**The records:**
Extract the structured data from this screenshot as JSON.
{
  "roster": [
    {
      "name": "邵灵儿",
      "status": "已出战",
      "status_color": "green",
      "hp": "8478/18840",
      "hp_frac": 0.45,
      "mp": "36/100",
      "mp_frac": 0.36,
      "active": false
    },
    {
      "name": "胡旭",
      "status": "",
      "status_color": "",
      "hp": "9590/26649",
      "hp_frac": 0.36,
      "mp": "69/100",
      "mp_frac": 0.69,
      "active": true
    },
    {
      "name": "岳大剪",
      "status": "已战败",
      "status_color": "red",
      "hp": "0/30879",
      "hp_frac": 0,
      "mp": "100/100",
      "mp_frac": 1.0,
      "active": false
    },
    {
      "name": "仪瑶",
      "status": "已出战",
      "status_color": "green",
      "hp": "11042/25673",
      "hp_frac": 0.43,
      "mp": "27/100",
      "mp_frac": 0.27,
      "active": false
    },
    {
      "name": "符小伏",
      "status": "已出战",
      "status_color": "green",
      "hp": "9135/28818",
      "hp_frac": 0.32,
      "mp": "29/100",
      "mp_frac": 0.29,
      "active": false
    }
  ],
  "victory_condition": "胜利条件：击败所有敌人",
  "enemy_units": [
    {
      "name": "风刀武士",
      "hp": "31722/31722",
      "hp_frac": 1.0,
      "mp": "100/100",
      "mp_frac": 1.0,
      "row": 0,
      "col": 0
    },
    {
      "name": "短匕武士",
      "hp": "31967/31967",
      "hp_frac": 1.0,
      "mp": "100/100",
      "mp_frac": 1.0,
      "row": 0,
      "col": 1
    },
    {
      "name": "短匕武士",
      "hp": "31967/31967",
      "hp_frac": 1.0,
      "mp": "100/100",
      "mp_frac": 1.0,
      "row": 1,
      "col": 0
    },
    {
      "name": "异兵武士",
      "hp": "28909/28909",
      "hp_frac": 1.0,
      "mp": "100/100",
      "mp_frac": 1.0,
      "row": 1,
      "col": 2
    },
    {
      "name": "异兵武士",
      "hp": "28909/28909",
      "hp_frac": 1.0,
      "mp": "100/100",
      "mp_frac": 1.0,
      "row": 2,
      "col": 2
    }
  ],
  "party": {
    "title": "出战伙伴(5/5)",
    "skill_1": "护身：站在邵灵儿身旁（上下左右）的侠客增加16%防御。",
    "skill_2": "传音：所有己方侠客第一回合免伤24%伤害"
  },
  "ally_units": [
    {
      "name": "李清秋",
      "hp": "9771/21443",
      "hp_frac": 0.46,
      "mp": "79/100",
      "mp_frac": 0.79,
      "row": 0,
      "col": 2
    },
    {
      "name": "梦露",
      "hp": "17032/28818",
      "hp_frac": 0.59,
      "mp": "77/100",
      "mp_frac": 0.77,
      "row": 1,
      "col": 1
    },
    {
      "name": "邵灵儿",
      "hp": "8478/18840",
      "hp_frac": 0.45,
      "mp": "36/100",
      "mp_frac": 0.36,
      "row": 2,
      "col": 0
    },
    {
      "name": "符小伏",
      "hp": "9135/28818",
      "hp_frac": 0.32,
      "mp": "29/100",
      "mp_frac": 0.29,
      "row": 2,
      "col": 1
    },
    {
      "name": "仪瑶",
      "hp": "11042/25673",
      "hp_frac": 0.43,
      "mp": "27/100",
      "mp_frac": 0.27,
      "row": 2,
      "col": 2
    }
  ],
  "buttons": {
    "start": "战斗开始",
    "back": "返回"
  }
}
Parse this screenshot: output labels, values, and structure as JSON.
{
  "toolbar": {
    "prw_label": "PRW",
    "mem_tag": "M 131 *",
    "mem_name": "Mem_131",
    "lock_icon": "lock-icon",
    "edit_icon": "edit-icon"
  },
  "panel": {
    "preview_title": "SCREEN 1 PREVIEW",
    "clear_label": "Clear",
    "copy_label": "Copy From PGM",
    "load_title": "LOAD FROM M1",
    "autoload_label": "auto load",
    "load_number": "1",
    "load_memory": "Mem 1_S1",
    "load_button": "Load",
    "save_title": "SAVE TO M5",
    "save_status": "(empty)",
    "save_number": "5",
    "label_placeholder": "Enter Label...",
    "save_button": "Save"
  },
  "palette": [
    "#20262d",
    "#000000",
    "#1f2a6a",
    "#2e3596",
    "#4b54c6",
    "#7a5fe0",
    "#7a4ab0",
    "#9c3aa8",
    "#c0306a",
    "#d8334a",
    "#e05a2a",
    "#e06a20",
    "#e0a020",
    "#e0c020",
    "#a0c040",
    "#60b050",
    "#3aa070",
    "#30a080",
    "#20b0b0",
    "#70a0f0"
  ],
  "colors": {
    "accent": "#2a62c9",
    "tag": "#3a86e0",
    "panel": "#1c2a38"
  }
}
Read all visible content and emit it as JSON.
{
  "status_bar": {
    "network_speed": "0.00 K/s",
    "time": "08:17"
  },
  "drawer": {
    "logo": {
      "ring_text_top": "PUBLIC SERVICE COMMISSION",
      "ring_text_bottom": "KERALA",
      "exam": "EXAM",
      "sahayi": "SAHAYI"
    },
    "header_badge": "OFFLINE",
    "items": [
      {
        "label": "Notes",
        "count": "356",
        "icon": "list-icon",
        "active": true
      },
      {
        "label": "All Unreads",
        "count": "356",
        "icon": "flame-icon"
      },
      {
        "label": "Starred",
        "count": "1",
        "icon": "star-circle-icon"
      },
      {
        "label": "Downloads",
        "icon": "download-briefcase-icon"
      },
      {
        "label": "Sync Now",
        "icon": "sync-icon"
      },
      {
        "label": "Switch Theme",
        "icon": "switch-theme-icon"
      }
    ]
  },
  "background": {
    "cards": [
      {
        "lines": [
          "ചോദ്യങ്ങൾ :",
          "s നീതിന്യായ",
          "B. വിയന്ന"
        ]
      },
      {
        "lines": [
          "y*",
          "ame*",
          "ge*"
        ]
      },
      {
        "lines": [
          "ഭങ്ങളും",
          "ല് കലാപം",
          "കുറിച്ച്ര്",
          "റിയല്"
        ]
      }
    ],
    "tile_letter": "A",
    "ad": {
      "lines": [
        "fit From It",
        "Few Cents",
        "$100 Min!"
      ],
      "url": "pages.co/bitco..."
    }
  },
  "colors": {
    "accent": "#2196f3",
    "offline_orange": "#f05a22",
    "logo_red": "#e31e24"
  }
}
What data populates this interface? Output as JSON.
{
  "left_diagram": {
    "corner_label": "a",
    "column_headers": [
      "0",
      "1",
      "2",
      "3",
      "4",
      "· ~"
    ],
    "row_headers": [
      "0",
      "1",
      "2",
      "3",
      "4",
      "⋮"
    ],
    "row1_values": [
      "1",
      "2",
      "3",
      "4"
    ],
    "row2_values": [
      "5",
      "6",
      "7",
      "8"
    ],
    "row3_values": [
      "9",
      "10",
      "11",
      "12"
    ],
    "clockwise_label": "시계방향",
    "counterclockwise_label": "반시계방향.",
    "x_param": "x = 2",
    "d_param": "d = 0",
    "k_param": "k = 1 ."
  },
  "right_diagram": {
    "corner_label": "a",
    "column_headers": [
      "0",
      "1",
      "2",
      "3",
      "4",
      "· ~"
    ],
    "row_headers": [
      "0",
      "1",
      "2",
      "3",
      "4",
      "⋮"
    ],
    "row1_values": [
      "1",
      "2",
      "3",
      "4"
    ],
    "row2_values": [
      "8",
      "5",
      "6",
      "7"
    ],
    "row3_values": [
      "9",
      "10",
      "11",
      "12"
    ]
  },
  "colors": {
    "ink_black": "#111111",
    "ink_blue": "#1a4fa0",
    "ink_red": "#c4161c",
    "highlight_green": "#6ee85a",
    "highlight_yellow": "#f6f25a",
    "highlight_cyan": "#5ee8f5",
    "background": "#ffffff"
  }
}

**Objective:** Look over the listing above. Pick out and copy every line that includes "data".

**Written response:**
Extract the structured data from this screenshot as JSON.
What data populates this interface? Output as JSON.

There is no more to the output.